How many lines in the listing below contain the string "icon"? Say only the number.

Extracted material:
- - -

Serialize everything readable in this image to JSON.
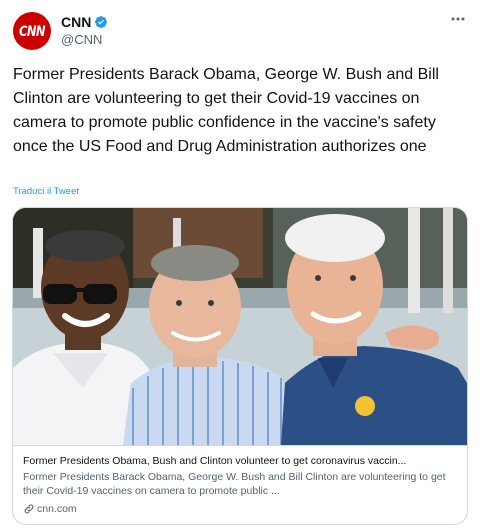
{
  "author": {
    "avatar_text": "CNN",
    "name": "CNN",
    "handle": "@CNN",
    "verified_icon": "verified-badge-icon"
  },
  "menu_icon": "more-horizontal-icon",
  "tweet": {
    "text": "Former Presidents Barack Obama, George W. Bush and Bill Clinton are volunteering to get their Covid-19 vaccines on camera to promote public confidence in the vaccine's safety once the US Food and Drug Administration authorizes one",
    "translate_label": "Traduci il Tweet"
  },
  "link_card": {
    "image": "photo of three former presidents smiling outdoors",
    "title": "Former Presidents Obama, Bush and Clinton volunteer to get coronavirus vaccin...",
    "description": "Former Presidents Barack Obama, George W. Bush and Bill Clinton are volunteering to get their Covid-19 vaccines on camera to promote public ...",
    "domain": "cnn.com",
    "domain_icon": "link-icon"
  },
  "colors": {
    "accent": "#1d9bf0",
    "brand": "#cc0000",
    "text": "#0f1419",
    "secondary": "#536471"
  }
}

- - -

Problem solution:
3